⟨

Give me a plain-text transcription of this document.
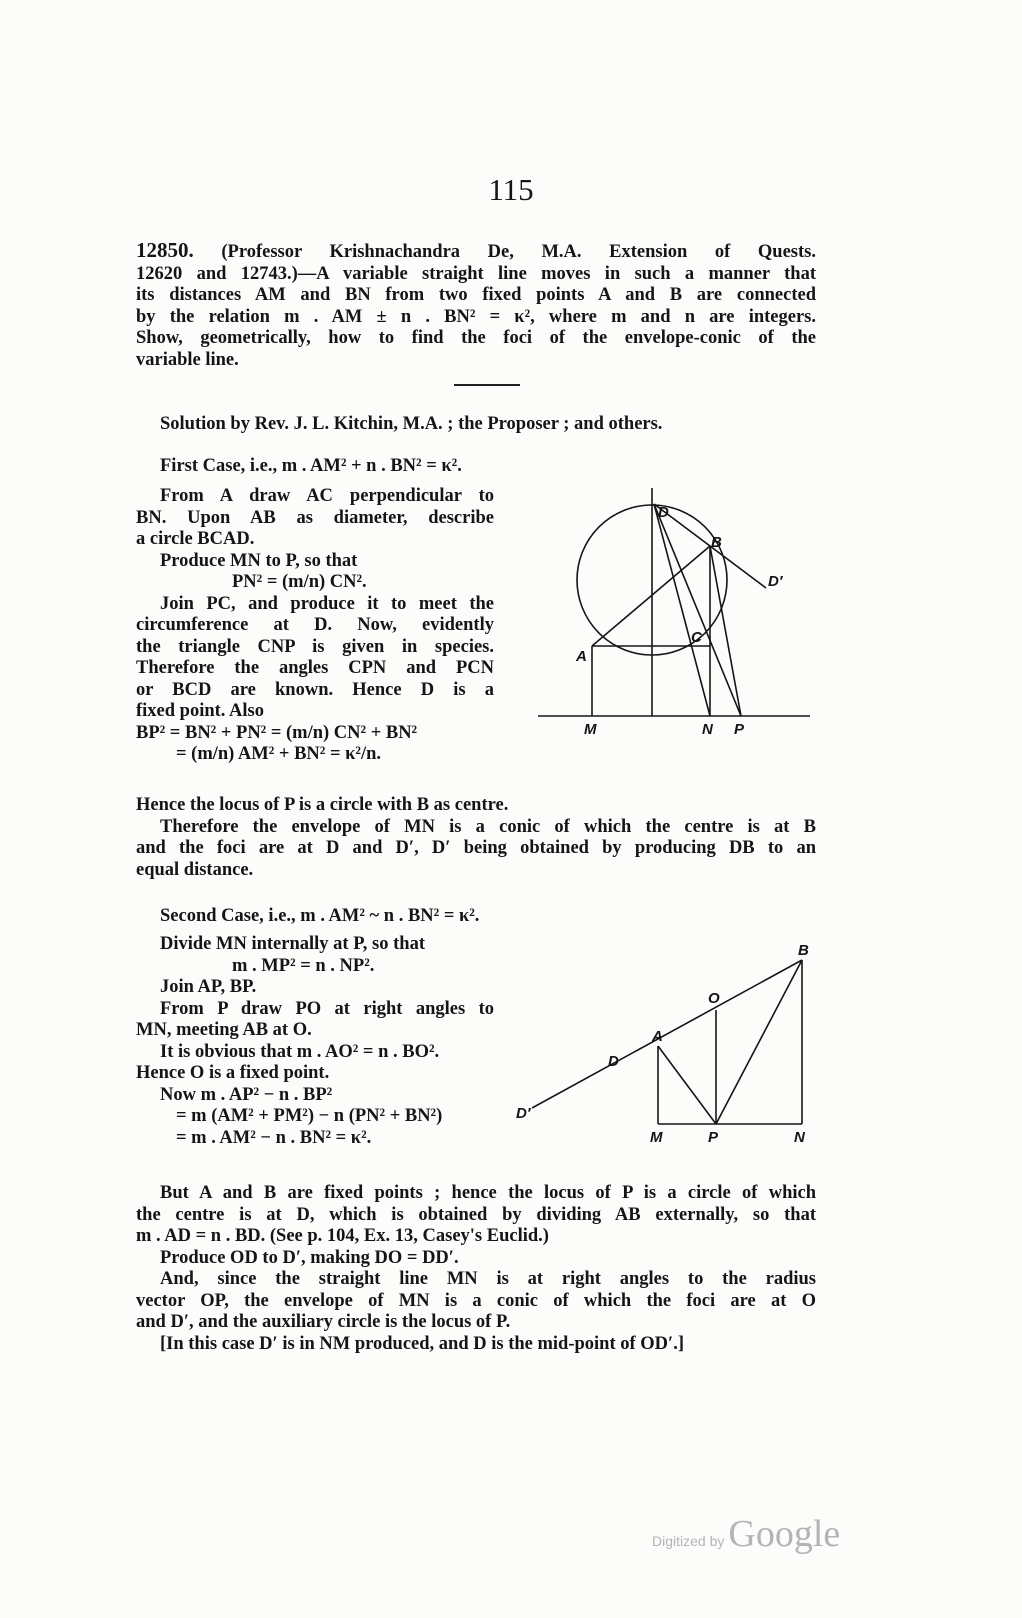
115

12850. (Professor Krishnachandra De, M.A. Extension of Quests.

12620 and 12743.)—A variable straight line moves in such a manner that

its distances AM and BN from two fixed points A and B are connected

by the relation m . AM ± n . BN² = κ², where m and n are integers.

Show, geometrically, how to find the foci of the envelope-conic of the

variable line.

Solution by Rev. J. L. Kitchin, M.A. ; the Proposer ; and others.
First Case, i.e., m . AM² + n . BN² = κ².

From A draw AC perpendicular to

BN. Upon AB as diameter, describe

a circle BCAD.

Produce MN to P, so that

PN² = (m/n) CN².

Join PC, and produce it to meet the

circumference at D. Now, evidently

the triangle CNP is given in species.

Therefore the angles CPN and PCN

or BCD are known. Hence D is a

fixed point. Also

BP² = BN² + PN² = (m/n) CN² + BN²

= (m/n) AM² + BN² = κ²/n.

Hence the locus of P is a circle with B as centre.

Therefore the envelope of MN is a conic of which the centre is at B

and the foci are at D and D′, D′ being obtained by producing DB to an

equal distance.

Second Case, i.e., m . AM² ~ n . BN² = κ².

Divide MN internally at P, so that

m . MP² = n . NP².

Join AP, BP.

From P draw PO at right angles to

MN, meeting AB at O.

It is obvious that m . AO² = n . BO².

Hence O is a fixed point.

Now m . AP² − n . BP²

= m (AM² + PM²) − n (PN² + BN²)

= m . AM² − n . BN² = κ².

But A and B are fixed points ; hence the locus of P is a circle of which

the centre is at D, which is obtained by dividing AB externally, so that

m . AD = n . BD. (See p. 104, Ex. 13, Casey's Euclid.)

Produce OD to D′, making DO = DD′.

And, since the straight line MN is at right angles to the radius

vector OP, the envelope of MN is a conic of which the foci are at O

and D′, and the auxiliary circle is the locus of P.

[In this case D′ is in NM produced, and D is the mid-point of OD′.]

D
B
D′
C
A
M	N P
B
O
A
D
D′
M	P	N
Digitized by Google
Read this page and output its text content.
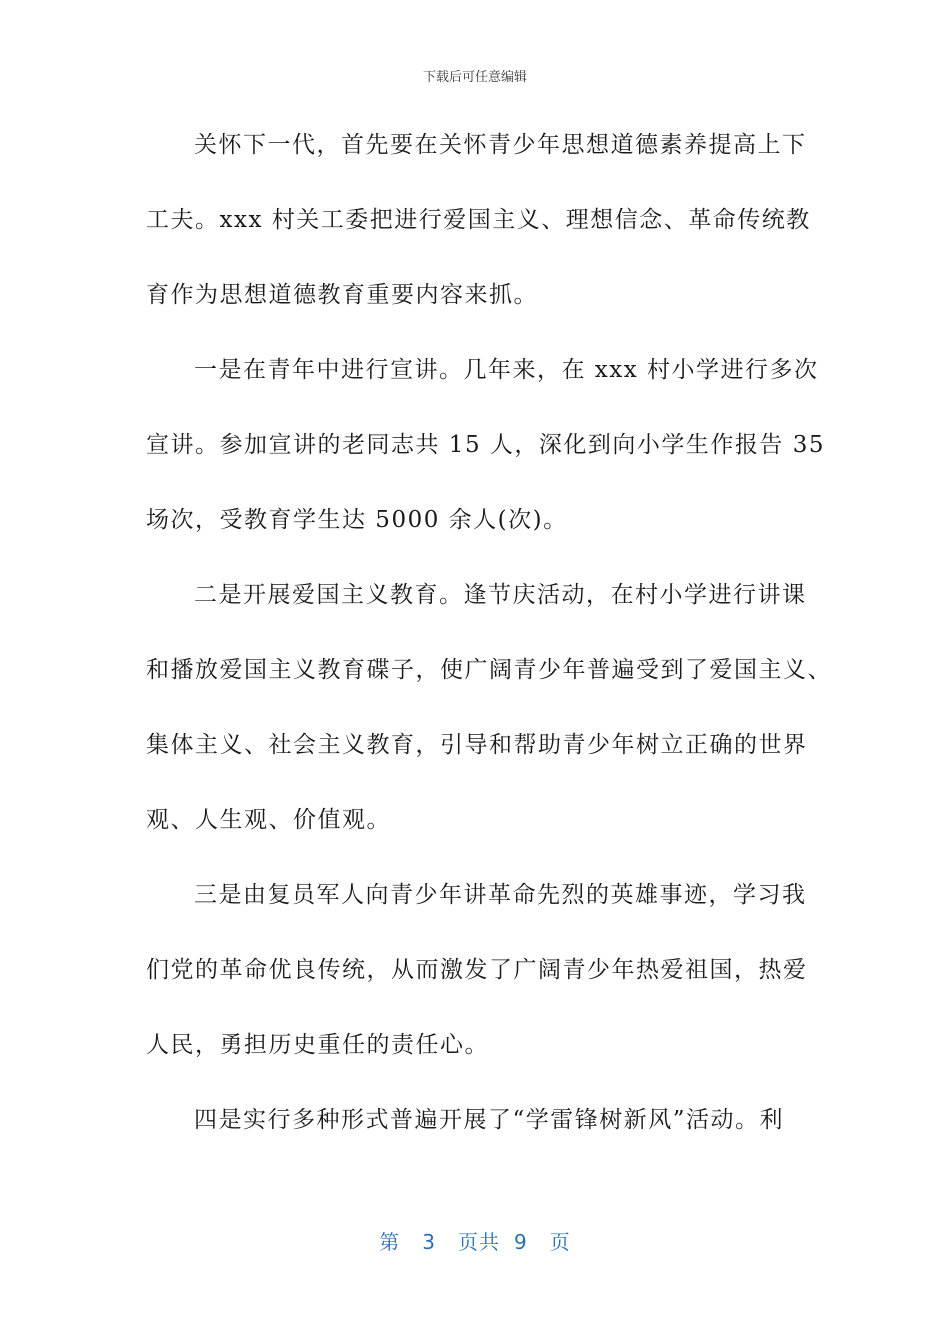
下载后可任意编辑
关怀下一代，首先要在关怀青少年思想道德素养提高上下
工夫。xxx 村关工委把进行爱国主义、理想信念、革命传统教
育作为思想道德教育重要内容来抓。
一是在青年中进行宣讲。几年来，在 xxx 村小学进行多次
宣讲。参加宣讲的老同志共 15 人，深化到向小学生作报告 35
场次，受教育学生达 5000 余人(次)。
二是开展爱国主义教育。逢节庆活动，在村小学进行讲课
和播放爱国主义教育碟子，使广阔青少年普遍受到了爱国主义、
集体主义、社会主义教育，引导和帮助青少年树立正确的世界
观、人生观、价值观。
三是由复员军人向青少年讲革命先烈的英雄事迹，学习我
们党的革命优良传统，从而激发了广阔青少年热爱祖国，热爱
人民，勇担历史重任的责任心。
四是实行多种形式普遍开展了“学雷锋树新风”活动。利
第 3 页共 9 页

⟩

*Work to be completed:*
Give all the lines above again, character for character, without pictures.

*Output for this exercise:*
Give me a plain-text transcription of this document.
115

12850. (Professor Krishnachandra De, M.A. Extension of Quests.

12620 and 12743.)—A variable straight line moves in such a manner that

its distances AM and BN from two fixed points A and B are connected

by the relation m . AM ± n . BN² = κ², where m and n are integers.

Show, geometrically, how to find the foci of the envelope-conic of the

variable line.

Solution by Rev. J. L. Kitchin, M.A. ; the Proposer ; and others.
First Case, i.e., m . AM² + n . BN² = κ².

From A draw AC perpendicular to

BN. Upon AB as diameter, describe

a circle BCAD.

Produce MN to P, so that

PN² = (m/n) CN².

Join PC, and produce it to meet the

circumference at D. Now, evidently

the triangle CNP is given in species.

Therefore the angles CPN and PCN

or BCD are known. Hence D is a

fixed point. Also

BP² = BN² + PN² = (m/n) CN² + BN²

= (m/n) AM² + BN² = κ²/n.

Hence the locus of P is a circle with B as centre.

Therefore the envelope of MN is a conic of which the centre is at B

and the foci are at D and D′, D′ being obtained by producing DB to an

equal distance.

Second Case, i.e., m . AM² ~ n . BN² = κ².

Divide MN internally at P, so that

m . MP² = n . NP².

Join AP, BP.

From P draw PO at right angles to

MN, meeting AB at O.

It is obvious that m . AO² = n . BO².

Hence O is a fixed point.

Now m . AP² − n . BP²

= m (AM² + PM²) − n (PN² + BN²)

= m . AM² − n . BN² = κ².

But A and B are fixed points ; hence the locus of P is a circle of which

the centre is at D, which is obtained by dividing AB externally, so that

m . AD = n . BD. (See p. 104, Ex. 13, Casey's Euclid.)

Produce OD to D′, making DO = DD′.

And, since the straight line MN is at right angles to the radius

vector OP, the envelope of MN is a conic of which the foci are at O

and D′, and the auxiliary circle is the locus of P.

[In this case D′ is in NM produced, and D is the mid-point of OD′.]

D
B
D′
C
A
M	N P
B
O
A
D
D′
M	P	N
Digitized by Google
Read this page and output its text content.
下载后可任意编辑
关怀下一代，首先要在关怀青少年思想道德素养提高上下
工夫。xxx 村关工委把进行爱国主义、理想信念、革命传统教
育作为思想道德教育重要内容来抓。
一是在青年中进行宣讲。几年来，在 xxx 村小学进行多次
宣讲。参加宣讲的老同志共 15 人，深化到向小学生作报告 35
场次，受教育学生达 5000 余人(次)。
二是开展爱国主义教育。逢节庆活动，在村小学进行讲课
和播放爱国主义教育碟子，使广阔青少年普遍受到了爱国主义、
集体主义、社会主义教育，引导和帮助青少年树立正确的世界
观、人生观、价值观。
三是由复员军人向青少年讲革命先烈的英雄事迹，学习我
们党的革命优良传统，从而激发了广阔青少年热爱祖国，热爱
人民，勇担历史重任的责任心。
四是实行多种形式普遍开展了“学雷锋树新风”活动。利
第 3 页共 9 页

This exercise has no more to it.